PROBLEM STATEMENT:
All of the listing below must be repeated word for word. Pictures are the only thing to omit.

START MATERIAL FOR THE TASK

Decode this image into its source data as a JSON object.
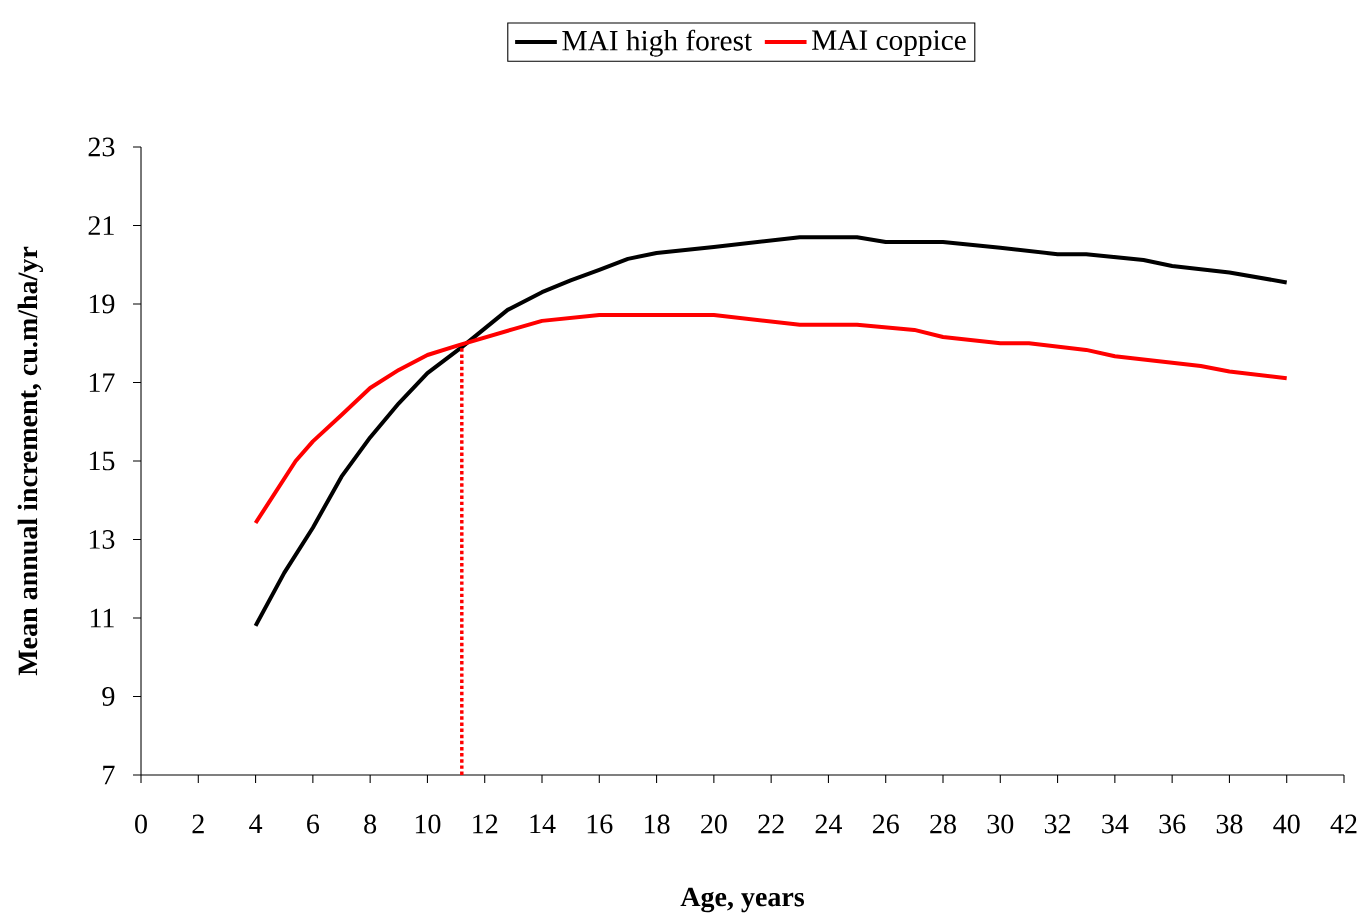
{
  "chart_data": {
    "type": "line",
    "xlabel": "Age, years",
    "ylabel": "Mean annual increment, cu.m/ha/yr",
    "xlim": [
      0,
      42
    ],
    "xticks": [
      0,
      2,
      4,
      6,
      8,
      10,
      12,
      14,
      16,
      18,
      20,
      22,
      24,
      26,
      28,
      30,
      32,
      34,
      36,
      38,
      40,
      42
    ],
    "ylim": [
      7,
      23
    ],
    "yticks": [
      7,
      9,
      11,
      13,
      15,
      17,
      19,
      21,
      23
    ],
    "grid": false,
    "legend": "top",
    "series": [
      {
        "name": "MAI high forest",
        "color": "#000000",
        "x": [
          4,
          5,
          6,
          7,
          8,
          9,
          10,
          11.2,
          12.8,
          14,
          15,
          16,
          17,
          18,
          20,
          23,
          25,
          26,
          28,
          30,
          32,
          33,
          35,
          36,
          38,
          40
        ],
        "values": [
          10.8,
          12.15,
          13.3,
          14.6,
          15.6,
          16.47,
          17.24,
          17.9,
          18.85,
          19.3,
          19.6,
          19.87,
          20.15,
          20.3,
          20.45,
          20.7,
          20.7,
          20.58,
          20.58,
          20.43,
          20.27,
          20.27,
          20.12,
          19.97,
          19.8,
          19.55
        ]
      },
      {
        "name": "MAI coppice",
        "color": "#ff0000",
        "x": [
          4,
          5.4,
          6,
          7,
          8,
          9,
          10,
          11.1,
          13,
          14,
          16,
          20,
          23,
          25,
          27,
          28,
          30,
          31,
          33,
          34,
          37,
          38,
          40
        ],
        "values": [
          13.42,
          15.0,
          15.5,
          16.17,
          16.86,
          17.32,
          17.7,
          17.95,
          18.36,
          18.57,
          18.72,
          18.72,
          18.47,
          18.47,
          18.34,
          18.16,
          18.0,
          18.0,
          17.83,
          17.67,
          17.42,
          17.28,
          17.11
        ]
      },
      {
        "type": "line",
        "line_style": "dotted",
        "color": "#ff0000",
        "x": [
          11.2,
          11.2
        ],
        "values": [
          7,
          18
        ]
      }
    ]
  }
}
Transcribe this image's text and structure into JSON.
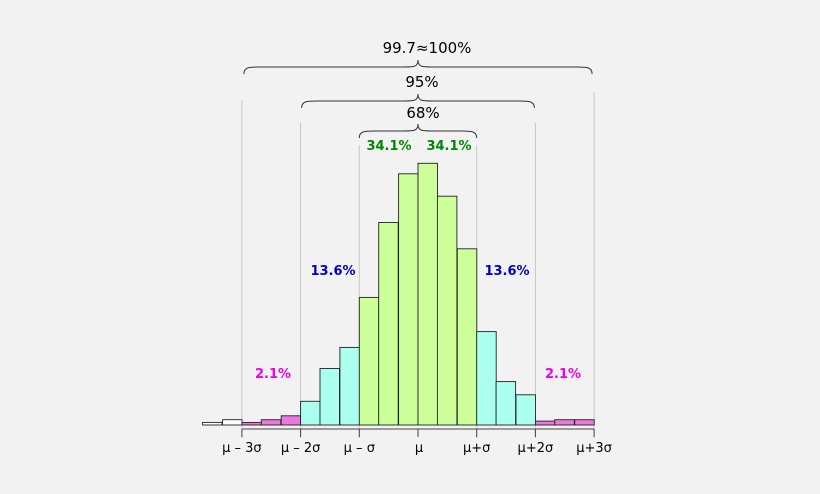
{
  "chart_data": {
    "type": "bar",
    "title": "",
    "xlabel": "",
    "ylabel": "",
    "ylim": [
      0,
      1.0
    ],
    "grid": false,
    "x_unit_label": "σ",
    "bin_width": 0.333,
    "categories": [
      "-3.67",
      "-3.33",
      "-3.00",
      "-2.67",
      "-2.33",
      "-2.00",
      "-1.67",
      "-1.33",
      "-1.00",
      "-0.67",
      "-0.33",
      "0.00",
      "0.33",
      "0.67",
      "1.00",
      "1.33",
      "1.67",
      "2.00",
      "2.33",
      "2.67",
      "3.00"
    ],
    "values": [
      0.01,
      0.02,
      0.01,
      0.02,
      0.035,
      0.09,
      0.215,
      0.295,
      0.485,
      0.77,
      0.955,
      0.995,
      0.87,
      0.67,
      0.355,
      0.165,
      0.115,
      0.015,
      0.02,
      0.02,
      0.0
    ],
    "bar_groups": [
      "outer",
      "outer",
      "3sigma",
      "3sigma",
      "3sigma",
      "2sigma",
      "2sigma",
      "2sigma",
      "1sigma",
      "1sigma",
      "1sigma",
      "1sigma",
      "1sigma",
      "1sigma",
      "2sigma",
      "2sigma",
      "2sigma",
      "3sigma",
      "3sigma",
      "3sigma",
      "outer"
    ],
    "colors": {
      "1sigma": "#ccff99",
      "2sigma": "#aaffee",
      "3sigma": "#ee77dd",
      "outer": "#ffffff",
      "bar_stroke": "#222222",
      "band_1sigma": "#008800",
      "band_2sigma": "#0000cc",
      "band_3sigma": "#ee00ee"
    },
    "tick_labels": [
      "μ – 3σ",
      "μ – 2σ",
      "μ – σ",
      "μ",
      "μ+σ",
      "μ+2σ",
      "μ+3σ"
    ],
    "tick_values": [
      -3,
      -2,
      -1,
      0,
      1,
      2,
      3
    ],
    "annotations": {
      "pct_1sigma_left": "34.1%",
      "pct_1sigma_right": "34.1%",
      "pct_2sigma_left": "13.6%",
      "pct_2sigma_right": "13.6%",
      "pct_3sigma_left": "2.1%",
      "pct_3sigma_right": "2.1%",
      "brace_68": "68%",
      "brace_95": "95%",
      "brace_997": "99.7≈100%"
    }
  }
}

END MATERIAL FOR THE TASK

RIGHT ANSWER:
Decode this image into its source data as a JSON object.
{
  "chart_data": {
    "type": "line",
    "xlabel": "Age, years",
    "ylabel": "Mean annual increment, cu.m/ha/yr",
    "xlim": [
      0,
      42
    ],
    "xticks": [
      0,
      2,
      4,
      6,
      8,
      10,
      12,
      14,
      16,
      18,
      20,
      22,
      24,
      26,
      28,
      30,
      32,
      34,
      36,
      38,
      40,
      42
    ],
    "ylim": [
      7,
      23
    ],
    "yticks": [
      7,
      9,
      11,
      13,
      15,
      17,
      19,
      21,
      23
    ],
    "grid": false,
    "legend": "top",
    "series": [
      {
        "name": "MAI high forest",
        "color": "#000000",
        "x": [
          4,
          5,
          6,
          7,
          8,
          9,
          10,
          11.2,
          12.8,
          14,
          15,
          16,
          17,
          18,
          20,
          23,
          25,
          26,
          28,
          30,
          32,
          33,
          35,
          36,
          38,
          40
        ],
        "values": [
          10.8,
          12.15,
          13.3,
          14.6,
          15.6,
          16.47,
          17.24,
          17.9,
          18.85,
          19.3,
          19.6,
          19.87,
          20.15,
          20.3,
          20.45,
          20.7,
          20.7,
          20.58,
          20.58,
          20.43,
          20.27,
          20.27,
          20.12,
          19.97,
          19.8,
          19.55
        ]
      },
      {
        "name": "MAI coppice",
        "color": "#ff0000",
        "x": [
          4,
          5.4,
          6,
          7,
          8,
          9,
          10,
          11.1,
          13,
          14,
          16,
          20,
          23,
          25,
          27,
          28,
          30,
          31,
          33,
          34,
          37,
          38,
          40
        ],
        "values": [
          13.42,
          15.0,
          15.5,
          16.17,
          16.86,
          17.32,
          17.7,
          17.95,
          18.36,
          18.57,
          18.72,
          18.72,
          18.47,
          18.47,
          18.34,
          18.16,
          18.0,
          18.0,
          17.83,
          17.67,
          17.42,
          17.28,
          17.11
        ]
      },
      {
        "type": "line",
        "line_style": "dotted",
        "color": "#ff0000",
        "x": [
          11.2,
          11.2
        ],
        "values": [
          7,
          18
        ]
      }
    ]
  }
}
Transcribe this image's text and structure into JSON.
{
  "chart_data": {
    "type": "bar",
    "title": "",
    "xlabel": "",
    "ylabel": "",
    "ylim": [
      0,
      1.0
    ],
    "grid": false,
    "x_unit_label": "σ",
    "bin_width": 0.333,
    "categories": [
      "-3.67",
      "-3.33",
      "-3.00",
      "-2.67",
      "-2.33",
      "-2.00",
      "-1.67",
      "-1.33",
      "-1.00",
      "-0.67",
      "-0.33",
      "0.00",
      "0.33",
      "0.67",
      "1.00",
      "1.33",
      "1.67",
      "2.00",
      "2.33",
      "2.67",
      "3.00"
    ],
    "values": [
      0.01,
      0.02,
      0.01,
      0.02,
      0.035,
      0.09,
      0.215,
      0.295,
      0.485,
      0.77,
      0.955,
      0.995,
      0.87,
      0.67,
      0.355,
      0.165,
      0.115,
      0.015,
      0.02,
      0.02,
      0.0
    ],
    "bar_groups": [
      "outer",
      "outer",
      "3sigma",
      "3sigma",
      "3sigma",
      "2sigma",
      "2sigma",
      "2sigma",
      "1sigma",
      "1sigma",
      "1sigma",
      "1sigma",
      "1sigma",
      "1sigma",
      "2sigma",
      "2sigma",
      "2sigma",
      "3sigma",
      "3sigma",
      "3sigma",
      "outer"
    ],
    "colors": {
      "1sigma": "#ccff99",
      "2sigma": "#aaffee",
      "3sigma": "#ee77dd",
      "outer": "#ffffff",
      "bar_stroke": "#222222",
      "band_1sigma": "#008800",
      "band_2sigma": "#0000cc",
      "band_3sigma": "#ee00ee"
    },
    "tick_labels": [
      "μ – 3σ",
      "μ – 2σ",
      "μ – σ",
      "μ",
      "μ+σ",
      "μ+2σ",
      "μ+3σ"
    ],
    "tick_values": [
      -3,
      -2,
      -1,
      0,
      1,
      2,
      3
    ],
    "annotations": {
      "pct_1sigma_left": "34.1%",
      "pct_1sigma_right": "34.1%",
      "pct_2sigma_left": "13.6%",
      "pct_2sigma_right": "13.6%",
      "pct_3sigma_left": "2.1%",
      "pct_3sigma_right": "2.1%",
      "brace_68": "68%",
      "brace_95": "95%",
      "brace_997": "99.7≈100%"
    }
  }
}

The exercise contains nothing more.